[Dataset items]
'''

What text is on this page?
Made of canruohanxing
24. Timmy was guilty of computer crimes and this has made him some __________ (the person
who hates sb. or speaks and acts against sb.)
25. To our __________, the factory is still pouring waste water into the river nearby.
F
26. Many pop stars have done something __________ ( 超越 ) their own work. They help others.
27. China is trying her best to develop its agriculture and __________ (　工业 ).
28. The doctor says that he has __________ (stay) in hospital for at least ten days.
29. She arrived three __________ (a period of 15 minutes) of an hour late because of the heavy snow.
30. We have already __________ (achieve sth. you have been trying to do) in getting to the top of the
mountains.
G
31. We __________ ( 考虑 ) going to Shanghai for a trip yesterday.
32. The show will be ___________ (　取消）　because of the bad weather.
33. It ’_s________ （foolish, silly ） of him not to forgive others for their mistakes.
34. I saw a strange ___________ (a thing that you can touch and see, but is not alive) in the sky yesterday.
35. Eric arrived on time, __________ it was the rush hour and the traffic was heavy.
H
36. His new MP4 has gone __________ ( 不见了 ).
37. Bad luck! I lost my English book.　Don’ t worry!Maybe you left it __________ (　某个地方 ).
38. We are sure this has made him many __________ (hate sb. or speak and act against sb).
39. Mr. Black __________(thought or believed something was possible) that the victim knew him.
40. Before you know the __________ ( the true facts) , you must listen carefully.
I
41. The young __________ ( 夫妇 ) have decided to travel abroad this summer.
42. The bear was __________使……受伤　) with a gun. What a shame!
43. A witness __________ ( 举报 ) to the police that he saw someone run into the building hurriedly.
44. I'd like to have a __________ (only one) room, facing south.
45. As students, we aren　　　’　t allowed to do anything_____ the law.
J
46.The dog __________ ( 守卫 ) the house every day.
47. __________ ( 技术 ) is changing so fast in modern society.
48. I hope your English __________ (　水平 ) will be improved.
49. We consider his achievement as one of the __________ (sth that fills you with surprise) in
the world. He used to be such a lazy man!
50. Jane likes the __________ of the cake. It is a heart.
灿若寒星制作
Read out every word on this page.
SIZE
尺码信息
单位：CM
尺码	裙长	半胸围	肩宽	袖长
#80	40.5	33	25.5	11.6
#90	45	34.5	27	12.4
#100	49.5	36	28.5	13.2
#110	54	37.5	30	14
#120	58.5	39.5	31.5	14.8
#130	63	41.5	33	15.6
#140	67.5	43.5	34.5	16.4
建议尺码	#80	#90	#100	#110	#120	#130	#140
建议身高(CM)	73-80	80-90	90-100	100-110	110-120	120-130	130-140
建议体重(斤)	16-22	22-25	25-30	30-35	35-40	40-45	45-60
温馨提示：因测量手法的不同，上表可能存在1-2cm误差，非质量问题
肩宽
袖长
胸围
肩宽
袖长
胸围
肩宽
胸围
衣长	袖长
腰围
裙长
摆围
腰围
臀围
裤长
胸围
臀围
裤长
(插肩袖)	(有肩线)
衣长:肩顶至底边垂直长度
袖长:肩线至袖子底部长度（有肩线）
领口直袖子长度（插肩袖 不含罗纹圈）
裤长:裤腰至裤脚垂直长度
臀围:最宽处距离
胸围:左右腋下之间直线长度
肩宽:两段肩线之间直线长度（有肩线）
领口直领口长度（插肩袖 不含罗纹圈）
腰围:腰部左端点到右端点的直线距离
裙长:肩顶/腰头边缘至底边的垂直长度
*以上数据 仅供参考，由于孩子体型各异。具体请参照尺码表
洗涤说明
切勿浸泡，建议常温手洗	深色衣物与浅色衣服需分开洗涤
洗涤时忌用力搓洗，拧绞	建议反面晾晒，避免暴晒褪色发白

'''

_What you should do_
Set down only these lines, exactly: the line containing "Read out every word on this page." and each line after it, through the end of the listing.

_Written answer_
Read out every word on this page.
SIZE
尺码信息
单位：CM
尺码	裙长	半胸围	肩宽	袖长
#80	40.5	33	25.5	11.6
#90	45	34.5	27	12.4
#100	49.5	36	28.5	13.2
#110	54	37.5	30	14
#120	58.5	39.5	31.5	14.8
#130	63	41.5	33	15.6
#140	67.5	43.5	34.5	16.4
建议尺码	#80	#90	#100	#110	#120	#130	#140
建议身高(CM)	73-80	80-90	90-100	100-110	110-120	120-130	130-140
建议体重(斤)	16-22	22-25	25-30	30-35	35-40	40-45	45-60
温馨提示：因测量手法的不同，上表可能存在1-2cm误差，非质量问题
肩宽
袖长
胸围
肩宽
袖长
胸围
肩宽
胸围
衣长	袖长
腰围
裙长
摆围
腰围
臀围
裤长
胸围
臀围
裤长
(插肩袖)	(有肩线)
衣长:肩顶至底边垂直长度
袖长:肩线至袖子底部长度（有肩线）
领口直袖子长度（插肩袖 不含罗纹圈）
裤长:裤腰至裤脚垂直长度
臀围:最宽处距离
胸围:左右腋下之间直线长度
肩宽:两段肩线之间直线长度（有肩线）
领口直领口长度（插肩袖 不含罗纹圈）
腰围:腰部左端点到右端点的直线距离
裙长:肩顶/腰头边缘至底边的垂直长度
*以上数据 仅供参考，由于孩子体型各异。具体请参照尺码表
洗涤说明
切勿浸泡，建议常温手洗	深色衣物与浅色衣服需分开洗涤
洗涤时忌用力搓洗，拧绞	建议反面晾晒，避免暴晒褪色发白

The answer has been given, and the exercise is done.